Present every line in which the string "可自花受粉也可异花受粉" appears.
**** SUPPLIED RECORDS
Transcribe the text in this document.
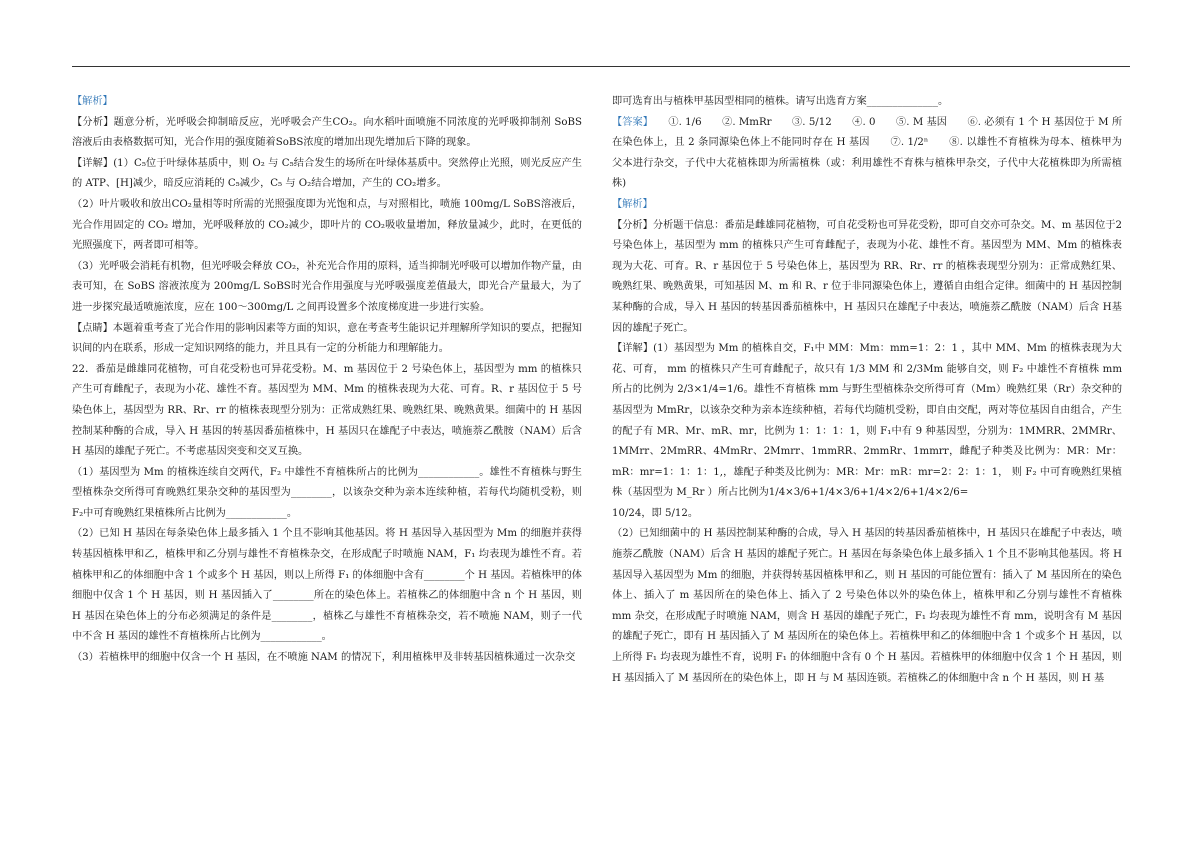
【解析】

【分析】题意分析，光呼吸会抑制暗反应，光呼吸会产生CO₂。向水稻叶面喷施不同浓度的光呼吸抑制剂 SoBS 溶液后由表格数据可知，光合作用的强度随着SoBS浓度的增加出现先增加后下降的现象。

【详解】(1）C₅位于叶绿体基质中，则 O₂ 与 C₅结合发生的场所在叶绿体基质中。突然停止光照，则光反应产生的 ATP、[H]减少，暗反应消耗的 C₅减少，C₅ 与 O₂结合增加，产生的 CO₂增多。

（2）叶片吸收和放出CO₂量相等时所需的光照强度即为光饱和点，与对照相比，喷施 100mg/L SoBS溶液后，光合作用固定的 CO₂ 增加，光呼吸释放的 CO₂减少，即叶片的 CO₂吸收量增加，释放量减少，此时，在更低的光照强度下，两者即可相等。

（3）光呼吸会消耗有机物，但光呼吸会释放 CO₂，补充光合作用的原料，适当抑制光呼吸可以增加作物产量，由表可知，在 SoBS 溶液浓度为 200mg/L SoBS时光合作用强度与光呼吸强度差值最大，即光合产量最大，为了进一步探究最适喷施浓度，应在 100～300mg/L 之间再设置多个浓度梯度进一步进行实验。

【点睛】本题着重考查了光合作用的影响因素等方面的知识，意在考查考生能识记并理解所学知识的要点，把握知识间的内在联系，形成一定知识网络的能力，并且具有一定的分析能力和理解能力。

22．番茄是雌雄同花植物，可自花受粉也可异花受粉。M、m 基因位于 2 号染色体上，基因型为 mm 的植株只产生可育雌配子，表现为小花、雄性不育。基因型为 MM、Mm 的植株表现为大花、可育。R、r 基因位于 5 号染色体上，基因型为 RR、Rr、rr 的植株表现型分别为：正常成熟红果、晚熟红果、晚熟黄果。细菌中的 H 基因控制某种酶的合成，导入 H 基因的转基因番茄植株中，H 基因只在雄配子中表达，喷施萘乙酰胺（NAM）后含H 基因的雄配子死亡。不考虑基因突变和交叉互换。

（1）基因型为 Mm 的植株连续自交两代，F₂ 中雄性不育植株所占的比例为____________。雄性不育植株与野生型植株杂交所得可育晚熟红果杂交种的基因型为________，以该杂交种为亲本连续种植，若每代均随机受粉，则F₂中可育晚熟红果植株所占比例为____________。

（2）已知 H 基因在每条染色体上最多插入 1 个且不影响其他基因。将 H 基因导入基因型为 Mm 的细胞并获得转基因植株甲和乙，植株甲和乙分别与雄性不育植株杂交，在形成配子时喷施 NAM，F₁ 均表现为雄性不育。若植株甲和乙的体细胞中含 1 个或多个 H 基因，则以上所得 F₁ 的体细胞中含有________个 H 基因。若植株甲的体细胞中仅含 1 个 H 基因，则 H 基因插入了________所在的染色体上。若植株乙的体细胞中含 n 个 H 基因，则 H 基因在染色体上的分布必须满足的条件是________，植株乙与雄性不育植株杂交，若不喷施 NAM，则子一代中不含 H 基因的雄性不育植株所占比例为____________。

（3）若植株甲的细胞中仅含一个 H 基因，在不喷施 NAM 的情况下，利用植株甲及非转基因植株通过一次杂交

即可选育出与植株甲基因型相同的植株。请写出选育方案______________。

【答案】　　①. 1/6　　②. MmRr　　③. 5/12　　④. 0　　⑤. M 基因　　⑥. 必须有 1 个 H 基因位于 M 所在染色体上，且 2 条同源染色体上不能同时存在 H 基因　　⑦. 1/2ⁿ　　⑧. 以雄性不育植株为母本、植株甲为父本进行杂交，子代中大花植株即为所需植株（或：利用雄性不育株与植株甲杂交，子代中大花植株即为所需植株)

【解析】

【分析】分析题干信息：番茄是雌雄同花植物，可自花受粉也可异花受粉，即可自交亦可杂交。M、m 基因位于2 号染色体上，基因型为 mm 的植株只产生可育雌配子，表现为小花、雄性不育。基因型为 MM、Mm 的植株表现为大花、可育。R、r 基因位于 5 号染色体上，基因型为 RR、Rr、rr 的植株表现型分别为：正常成熟红果、晚熟红果、晚熟黄果，可知基因 M、m 和 R、r 位于非同源染色体上，遵循自由组合定律。细菌中的 H 基因控制某种酶的合成，导入 H 基因的转基因番茄植株中，H 基因只在雄配子中表达，喷施萘乙酰胺（NAM）后含 H基因的雄配子死亡。

【详解】(1）基因型为 Mm 的植株自交，F₁中 MM：Mm：mm=1：2：1 ，其中 MM、Mm 的植株表现为大花、可育， mm 的植株只产生可育雌配子，故只有 1/3 MM 和 2/3Mm 能够自交，则 F₂ 中雄性不育植株 mm 所占的比例为 2/3×1/4=1/6。雄性不育植株 mm 与野生型植株杂交所得可育（Mm）晚熟红果（Rr）杂交种的基因型为 MmRr，以该杂交种为亲本连续种植，若每代均随机受粉，即自由交配，两对等位基因自由组合，产生的配子有 MR、Mr、mR、mr，比例为 1：1：1：1，则 F₁中有 9 种基因型，分别为：1MMRR、2MMRr、1MMrr、2MmRR、4MmRr、2Mmrr、1mmRR、2mmRr、1mmrr，雌配子种类及比例为：MR：Mr：mR：mr=1：1：1：1,，雄配子种类及比例为：MR：Mr：mR：mr=2：2：1：1， 则 F₂ 中可育晚熟红果植株（基因型为 M_Rr ）所占比例为1/4×3/6+1/4×3/6+1/4×2/6+1/4×2/6=

10/24，即 5/12。

（2）已知细菌中的 H 基因控制某种酶的合成，导入 H 基因的转基因番茄植株中，H 基因只在雄配子中表达，喷施萘乙酰胺（NAM）后含 H 基因的雄配子死亡。H 基因在每条染色体上最多插入 1 个且不影响其他基因。将 H 基因导入基因型为 Mm 的细胞，并获得转基因植株甲和乙，则 H 基因的可能位置有：插入了 M 基因所在的染色体上、插入了 m 基因所在的染色体上、插入了 2 号染色体以外的染色体上，植株甲和乙分别与雄性不育植株 mm 杂交，在形成配子时喷施 NAM，则含 H 基因的雄配子死亡，F₁ 均表现为雄性不育 mm，说明含有 M 基因的雄配子死亡，即有 H 基因插入了 M 基因所在的染色体上。若植株甲和乙的体细胞中含 1 个或多个 H 基因，以上所得 F₁ 均表现为雄性不育，说明 F₁ 的体细胞中含有 0 个 H 基因。若植株甲的体细胞中仅含 1 个 H 基因，则 H 基因插入了 M 基因所在的染色体上，即 H 与 M 基因连锁。若植株乙的体细胞中含 n 个 H 基因，则 H 基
********
▶ [SOLUTION TO THE EXERCISE]
22．番茄是雌雄同花植物，可自花受粉也可异花受粉。M、m 基因位于 2 号染色体上，基因型为 mm 的植株只产生可育雌配子，表现为小花、雄性不育。基因型为 MM、Mm 的植株表现为大花、可育。R、r 基因位于 5 号染色体上，基因型为 RR、Rr、rr 的植株表现型分别为：正常成熟红果、晚熟红果、晚熟黄果。细菌中的 H 基因控制某种酶的合成，导入 H 基因的转基因番茄植株中，H 基因只在雄配子中表达，喷施萘乙酰胺（NAM）后含H 基因的雄配子死亡。不考虑基因突变和交叉互换。
【分析】分析题干信息：番茄是雌雄同花植物，可自花受粉也可异花受粉，即可自交亦可杂交。M、m 基因位于2 号染色体上，基因型为 mm 的植株只产生可育雌配子，表现为小花、雄性不育。基因型为 MM、Mm 的植株表现为大花、可育。R、r 基因位于 5 号染色体上，基因型为 RR、Rr、rr 的植株表现型分别为：正常成熟红果、晚熟红果、晚熟黄果，可知基因 M、m 和 R、r 位于非同源染色体上，遵循自由组合定律。细菌中的 H 基因控制某种酶的合成，导入 H 基因的转基因番茄植株中，H 基因只在雄配子中表达，喷施萘乙酰胺（NAM）后含 H基因的雄配子死亡。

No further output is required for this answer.